[EXTRACTED MATERIAL]:
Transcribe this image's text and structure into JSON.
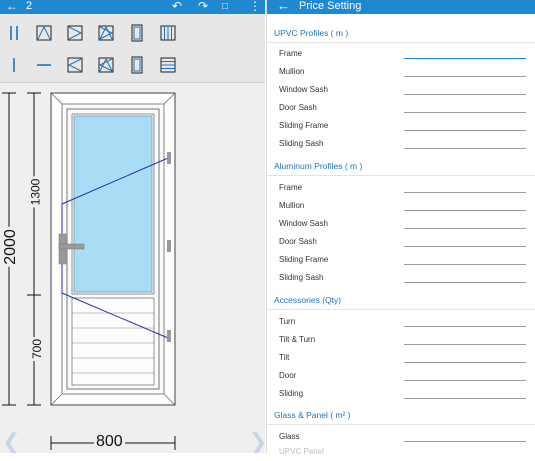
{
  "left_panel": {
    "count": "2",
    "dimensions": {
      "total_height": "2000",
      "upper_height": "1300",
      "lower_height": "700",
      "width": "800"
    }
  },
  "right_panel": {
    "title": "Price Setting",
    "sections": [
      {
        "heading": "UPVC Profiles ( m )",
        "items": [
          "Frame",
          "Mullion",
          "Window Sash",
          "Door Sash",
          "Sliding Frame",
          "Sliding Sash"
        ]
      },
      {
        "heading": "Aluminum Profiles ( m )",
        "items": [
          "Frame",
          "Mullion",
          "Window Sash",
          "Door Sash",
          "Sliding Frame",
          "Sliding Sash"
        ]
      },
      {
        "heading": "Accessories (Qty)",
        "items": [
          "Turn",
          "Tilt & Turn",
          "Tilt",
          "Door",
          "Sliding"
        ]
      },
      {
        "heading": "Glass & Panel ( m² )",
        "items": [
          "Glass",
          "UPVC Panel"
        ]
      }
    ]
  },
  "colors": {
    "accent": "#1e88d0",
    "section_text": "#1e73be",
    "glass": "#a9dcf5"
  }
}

--

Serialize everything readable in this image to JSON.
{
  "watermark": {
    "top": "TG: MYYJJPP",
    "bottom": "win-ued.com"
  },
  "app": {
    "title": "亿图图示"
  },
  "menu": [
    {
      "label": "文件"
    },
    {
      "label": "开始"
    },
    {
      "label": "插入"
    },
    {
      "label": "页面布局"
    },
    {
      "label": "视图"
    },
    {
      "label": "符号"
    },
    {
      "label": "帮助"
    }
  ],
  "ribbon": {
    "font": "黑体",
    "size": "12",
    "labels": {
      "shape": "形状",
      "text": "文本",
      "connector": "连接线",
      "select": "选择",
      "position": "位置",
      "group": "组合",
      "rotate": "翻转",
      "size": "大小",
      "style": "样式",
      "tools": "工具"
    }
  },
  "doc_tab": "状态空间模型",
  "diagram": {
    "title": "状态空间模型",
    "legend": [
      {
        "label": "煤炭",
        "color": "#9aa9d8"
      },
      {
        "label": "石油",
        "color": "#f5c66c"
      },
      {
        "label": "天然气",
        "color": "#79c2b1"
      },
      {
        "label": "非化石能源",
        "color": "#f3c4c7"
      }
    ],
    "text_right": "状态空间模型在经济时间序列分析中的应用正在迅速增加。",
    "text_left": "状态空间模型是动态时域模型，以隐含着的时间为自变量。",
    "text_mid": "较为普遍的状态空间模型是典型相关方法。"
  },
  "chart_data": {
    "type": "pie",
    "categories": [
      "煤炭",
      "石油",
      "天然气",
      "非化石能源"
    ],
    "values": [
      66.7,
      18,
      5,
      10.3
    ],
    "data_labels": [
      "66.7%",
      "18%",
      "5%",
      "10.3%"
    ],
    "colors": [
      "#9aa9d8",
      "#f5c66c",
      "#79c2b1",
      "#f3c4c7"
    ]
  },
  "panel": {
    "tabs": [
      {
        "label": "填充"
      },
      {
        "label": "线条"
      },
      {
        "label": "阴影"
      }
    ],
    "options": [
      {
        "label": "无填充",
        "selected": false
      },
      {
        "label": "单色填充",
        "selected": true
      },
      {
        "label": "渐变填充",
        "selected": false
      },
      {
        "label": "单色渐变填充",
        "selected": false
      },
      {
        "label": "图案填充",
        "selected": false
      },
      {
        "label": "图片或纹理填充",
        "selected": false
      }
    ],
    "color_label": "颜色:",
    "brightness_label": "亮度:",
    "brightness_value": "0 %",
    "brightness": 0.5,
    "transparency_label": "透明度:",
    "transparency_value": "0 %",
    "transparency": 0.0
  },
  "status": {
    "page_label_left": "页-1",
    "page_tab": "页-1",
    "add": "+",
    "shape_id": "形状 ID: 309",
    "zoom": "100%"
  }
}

[THE EXERCISE]:
Pick out all the lines with the word "heading" in them and copy them.

[OUTPUT OF THE TASK]:
        "heading": "UPVC Profiles ( m )",
        "heading": "Aluminum Profiles ( m )",
        "heading": "Accessories (Qty)",
        "heading": "Glass & Panel ( m² )",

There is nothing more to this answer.